* Work to complete
Determine which lines of the records include the word "throw", and copy them.

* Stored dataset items
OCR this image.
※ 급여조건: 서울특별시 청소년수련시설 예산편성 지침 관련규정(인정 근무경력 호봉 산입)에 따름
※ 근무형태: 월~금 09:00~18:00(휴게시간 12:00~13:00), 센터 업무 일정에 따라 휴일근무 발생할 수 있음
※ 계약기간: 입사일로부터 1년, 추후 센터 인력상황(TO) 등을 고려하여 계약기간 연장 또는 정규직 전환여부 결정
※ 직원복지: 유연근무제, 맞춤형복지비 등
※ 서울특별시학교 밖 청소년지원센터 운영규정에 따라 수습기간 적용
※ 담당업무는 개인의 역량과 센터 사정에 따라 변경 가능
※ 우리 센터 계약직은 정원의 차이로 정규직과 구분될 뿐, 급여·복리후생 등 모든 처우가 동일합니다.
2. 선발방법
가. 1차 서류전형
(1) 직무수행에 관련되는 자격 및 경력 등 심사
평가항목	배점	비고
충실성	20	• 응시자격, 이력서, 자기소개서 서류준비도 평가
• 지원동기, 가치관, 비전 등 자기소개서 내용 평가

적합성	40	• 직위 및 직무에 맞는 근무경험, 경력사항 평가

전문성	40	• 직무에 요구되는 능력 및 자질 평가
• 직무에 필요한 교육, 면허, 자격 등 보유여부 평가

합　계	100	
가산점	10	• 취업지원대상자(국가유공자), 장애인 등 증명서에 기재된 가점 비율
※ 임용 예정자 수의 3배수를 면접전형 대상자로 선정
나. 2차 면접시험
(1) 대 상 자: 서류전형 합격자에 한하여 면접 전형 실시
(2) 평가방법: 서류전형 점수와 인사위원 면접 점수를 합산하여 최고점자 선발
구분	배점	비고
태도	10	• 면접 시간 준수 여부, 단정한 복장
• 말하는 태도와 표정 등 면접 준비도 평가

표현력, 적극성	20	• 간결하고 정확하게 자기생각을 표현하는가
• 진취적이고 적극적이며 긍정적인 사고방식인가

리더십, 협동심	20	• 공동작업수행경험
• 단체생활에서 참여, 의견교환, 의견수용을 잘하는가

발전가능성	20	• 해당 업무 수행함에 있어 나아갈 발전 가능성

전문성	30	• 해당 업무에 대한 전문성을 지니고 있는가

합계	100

--

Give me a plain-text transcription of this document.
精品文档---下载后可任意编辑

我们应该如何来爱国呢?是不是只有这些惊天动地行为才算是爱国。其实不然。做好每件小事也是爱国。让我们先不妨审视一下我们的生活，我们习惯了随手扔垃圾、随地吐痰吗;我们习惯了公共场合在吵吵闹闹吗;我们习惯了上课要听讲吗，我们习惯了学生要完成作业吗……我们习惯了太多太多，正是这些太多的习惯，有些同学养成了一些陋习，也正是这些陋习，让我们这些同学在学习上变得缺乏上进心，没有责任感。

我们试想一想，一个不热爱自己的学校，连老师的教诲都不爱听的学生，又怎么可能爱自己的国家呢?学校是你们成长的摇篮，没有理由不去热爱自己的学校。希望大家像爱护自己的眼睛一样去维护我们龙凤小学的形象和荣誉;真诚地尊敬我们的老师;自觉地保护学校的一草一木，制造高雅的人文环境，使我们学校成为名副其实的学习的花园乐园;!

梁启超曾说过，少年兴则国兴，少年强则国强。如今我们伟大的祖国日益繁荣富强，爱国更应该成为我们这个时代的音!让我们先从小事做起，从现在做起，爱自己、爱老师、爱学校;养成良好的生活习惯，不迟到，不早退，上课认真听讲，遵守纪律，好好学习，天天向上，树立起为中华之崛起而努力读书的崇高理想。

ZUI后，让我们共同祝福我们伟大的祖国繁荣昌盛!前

==

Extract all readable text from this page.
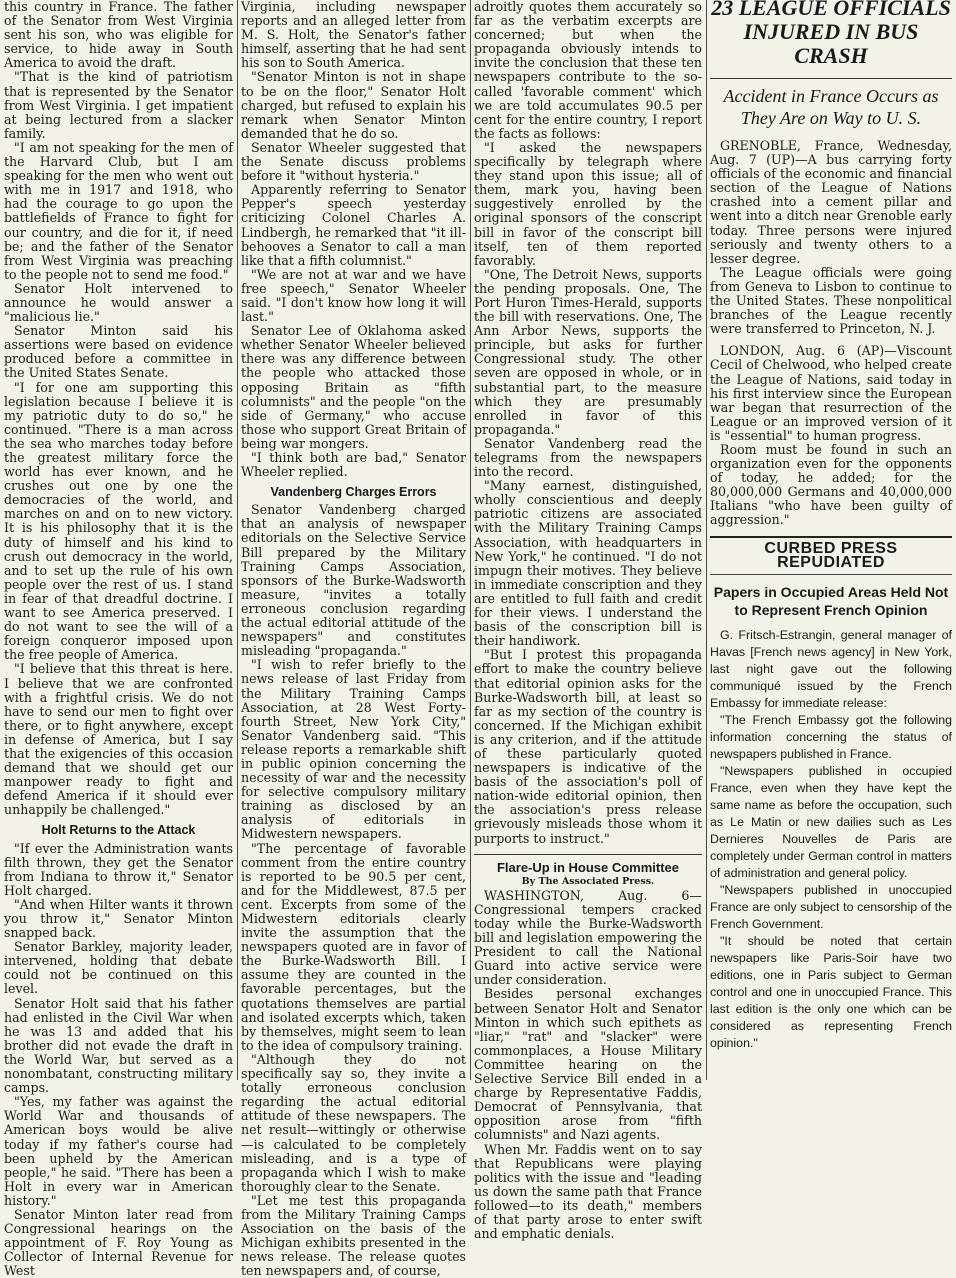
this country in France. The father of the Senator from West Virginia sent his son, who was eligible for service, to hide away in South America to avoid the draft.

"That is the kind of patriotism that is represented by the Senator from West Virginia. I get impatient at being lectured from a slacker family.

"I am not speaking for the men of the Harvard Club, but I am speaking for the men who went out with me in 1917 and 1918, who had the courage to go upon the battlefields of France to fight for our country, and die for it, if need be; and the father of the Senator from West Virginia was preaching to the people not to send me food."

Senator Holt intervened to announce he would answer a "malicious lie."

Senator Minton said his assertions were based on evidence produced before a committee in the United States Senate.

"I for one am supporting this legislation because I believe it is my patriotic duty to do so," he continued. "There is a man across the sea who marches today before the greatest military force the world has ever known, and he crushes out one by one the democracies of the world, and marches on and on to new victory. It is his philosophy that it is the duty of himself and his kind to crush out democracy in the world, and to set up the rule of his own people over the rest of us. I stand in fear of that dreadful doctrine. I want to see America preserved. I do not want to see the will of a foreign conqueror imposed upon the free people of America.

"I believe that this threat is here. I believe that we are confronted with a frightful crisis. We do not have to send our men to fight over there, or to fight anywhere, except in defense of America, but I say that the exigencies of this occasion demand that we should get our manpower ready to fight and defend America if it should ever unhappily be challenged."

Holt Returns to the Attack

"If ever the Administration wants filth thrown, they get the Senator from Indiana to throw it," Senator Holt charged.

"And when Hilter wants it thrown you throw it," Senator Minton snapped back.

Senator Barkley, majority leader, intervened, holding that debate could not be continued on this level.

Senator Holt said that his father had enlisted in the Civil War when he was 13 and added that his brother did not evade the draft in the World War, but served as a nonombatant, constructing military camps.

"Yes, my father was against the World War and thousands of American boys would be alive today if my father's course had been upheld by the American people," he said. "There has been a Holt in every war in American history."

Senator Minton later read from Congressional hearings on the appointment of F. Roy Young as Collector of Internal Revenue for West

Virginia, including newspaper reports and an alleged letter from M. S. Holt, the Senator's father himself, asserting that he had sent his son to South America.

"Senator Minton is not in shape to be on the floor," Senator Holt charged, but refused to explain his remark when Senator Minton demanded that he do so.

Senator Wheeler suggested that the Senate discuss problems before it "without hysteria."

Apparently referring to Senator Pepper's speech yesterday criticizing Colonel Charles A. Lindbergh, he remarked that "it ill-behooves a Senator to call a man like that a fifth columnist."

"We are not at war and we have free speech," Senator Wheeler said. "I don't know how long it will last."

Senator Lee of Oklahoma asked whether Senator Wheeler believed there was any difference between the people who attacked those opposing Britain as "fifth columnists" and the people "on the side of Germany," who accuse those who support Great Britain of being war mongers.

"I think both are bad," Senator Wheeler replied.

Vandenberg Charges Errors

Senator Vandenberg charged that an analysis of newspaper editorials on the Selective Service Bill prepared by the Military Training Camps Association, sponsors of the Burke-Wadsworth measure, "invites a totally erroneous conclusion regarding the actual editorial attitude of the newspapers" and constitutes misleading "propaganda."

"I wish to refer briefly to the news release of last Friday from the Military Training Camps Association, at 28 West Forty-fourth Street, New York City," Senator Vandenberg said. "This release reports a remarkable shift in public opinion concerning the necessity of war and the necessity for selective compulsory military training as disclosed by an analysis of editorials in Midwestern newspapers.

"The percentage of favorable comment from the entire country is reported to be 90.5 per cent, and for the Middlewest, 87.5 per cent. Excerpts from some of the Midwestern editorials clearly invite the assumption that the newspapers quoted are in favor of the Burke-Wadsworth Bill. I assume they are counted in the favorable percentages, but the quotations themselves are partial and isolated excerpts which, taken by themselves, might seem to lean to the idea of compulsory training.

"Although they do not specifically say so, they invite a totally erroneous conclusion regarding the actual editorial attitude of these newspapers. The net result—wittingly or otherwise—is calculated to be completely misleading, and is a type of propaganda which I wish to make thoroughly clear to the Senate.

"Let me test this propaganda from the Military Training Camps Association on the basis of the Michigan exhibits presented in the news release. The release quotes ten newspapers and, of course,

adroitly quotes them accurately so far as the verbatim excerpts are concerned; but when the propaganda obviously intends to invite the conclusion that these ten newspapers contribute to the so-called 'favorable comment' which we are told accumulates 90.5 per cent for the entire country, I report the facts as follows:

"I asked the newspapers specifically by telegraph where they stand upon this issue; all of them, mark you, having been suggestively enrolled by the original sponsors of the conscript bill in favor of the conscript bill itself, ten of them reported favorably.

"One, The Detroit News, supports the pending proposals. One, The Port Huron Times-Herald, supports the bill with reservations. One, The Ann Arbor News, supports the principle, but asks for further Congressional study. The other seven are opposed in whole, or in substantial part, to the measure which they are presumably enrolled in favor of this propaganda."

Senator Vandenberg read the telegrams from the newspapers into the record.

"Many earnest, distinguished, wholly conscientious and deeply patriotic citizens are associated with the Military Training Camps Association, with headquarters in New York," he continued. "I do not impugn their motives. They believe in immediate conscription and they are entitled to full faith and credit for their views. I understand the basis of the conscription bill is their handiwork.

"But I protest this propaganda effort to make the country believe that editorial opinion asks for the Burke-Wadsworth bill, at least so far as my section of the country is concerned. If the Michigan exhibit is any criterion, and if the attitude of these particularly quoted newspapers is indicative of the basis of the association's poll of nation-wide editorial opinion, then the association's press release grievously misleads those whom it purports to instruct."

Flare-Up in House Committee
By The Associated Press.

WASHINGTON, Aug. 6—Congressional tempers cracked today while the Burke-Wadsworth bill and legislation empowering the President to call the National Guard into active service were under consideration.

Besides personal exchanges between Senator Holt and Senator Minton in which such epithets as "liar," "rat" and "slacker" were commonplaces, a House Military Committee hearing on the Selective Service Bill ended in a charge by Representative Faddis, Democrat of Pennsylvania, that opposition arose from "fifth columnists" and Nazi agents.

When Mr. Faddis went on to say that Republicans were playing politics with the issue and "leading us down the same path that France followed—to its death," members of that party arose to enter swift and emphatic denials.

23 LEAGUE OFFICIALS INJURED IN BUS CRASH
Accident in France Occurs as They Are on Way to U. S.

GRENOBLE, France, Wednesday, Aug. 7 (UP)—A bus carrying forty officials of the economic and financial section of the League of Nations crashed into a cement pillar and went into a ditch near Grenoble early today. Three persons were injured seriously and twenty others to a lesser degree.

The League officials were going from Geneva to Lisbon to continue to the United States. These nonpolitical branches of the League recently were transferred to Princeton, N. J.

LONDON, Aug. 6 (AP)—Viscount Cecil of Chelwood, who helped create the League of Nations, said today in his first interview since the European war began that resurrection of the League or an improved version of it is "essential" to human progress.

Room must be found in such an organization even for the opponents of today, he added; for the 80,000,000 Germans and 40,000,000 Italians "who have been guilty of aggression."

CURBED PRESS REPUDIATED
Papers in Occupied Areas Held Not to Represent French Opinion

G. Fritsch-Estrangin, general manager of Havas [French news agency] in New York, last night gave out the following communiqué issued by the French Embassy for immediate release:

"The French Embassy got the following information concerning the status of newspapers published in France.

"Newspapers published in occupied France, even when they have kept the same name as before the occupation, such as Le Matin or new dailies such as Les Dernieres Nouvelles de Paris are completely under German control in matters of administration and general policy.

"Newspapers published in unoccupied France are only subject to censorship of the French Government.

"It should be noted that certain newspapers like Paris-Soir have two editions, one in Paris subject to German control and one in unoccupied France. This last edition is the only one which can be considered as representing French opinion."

* Expected answer
"If ever the Administration wants filth thrown, they get the Senator from Indiana to throw it," Senator Holt charged.
"And when Hilter wants it thrown you throw it," Senator Minton snapped back.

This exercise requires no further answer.